_GIVEN PROBLEM_
Filter the listing below, copying every line in which the word "description" appears.

_MATERIAL FOR THIS TASK_

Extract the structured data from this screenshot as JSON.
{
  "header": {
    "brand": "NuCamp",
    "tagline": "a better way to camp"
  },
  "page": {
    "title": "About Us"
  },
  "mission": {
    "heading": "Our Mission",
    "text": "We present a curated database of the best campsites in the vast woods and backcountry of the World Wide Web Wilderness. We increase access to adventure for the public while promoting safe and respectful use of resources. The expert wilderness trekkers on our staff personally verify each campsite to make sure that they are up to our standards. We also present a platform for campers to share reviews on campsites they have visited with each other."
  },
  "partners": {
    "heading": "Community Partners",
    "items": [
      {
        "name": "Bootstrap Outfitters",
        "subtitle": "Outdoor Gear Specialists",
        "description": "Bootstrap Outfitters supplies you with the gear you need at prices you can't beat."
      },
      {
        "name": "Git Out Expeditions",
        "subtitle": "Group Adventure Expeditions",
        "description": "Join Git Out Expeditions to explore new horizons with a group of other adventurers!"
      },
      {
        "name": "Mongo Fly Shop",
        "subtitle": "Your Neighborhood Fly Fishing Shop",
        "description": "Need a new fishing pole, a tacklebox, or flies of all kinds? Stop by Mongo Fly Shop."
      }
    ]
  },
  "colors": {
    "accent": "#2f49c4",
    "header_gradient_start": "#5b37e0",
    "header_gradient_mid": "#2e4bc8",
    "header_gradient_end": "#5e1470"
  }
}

_SOLUTION BELOW_
        "description": "Bootstrap Outfitters supplies you with the gear you need at prices you can't beat."
        "description": "Join Git Out Expeditions to explore new horizons with a group of other adventurers!"
        "description": "Need a new fishing pole, a tacklebox, or flies of all kinds? Stop by Mongo Fly Shop."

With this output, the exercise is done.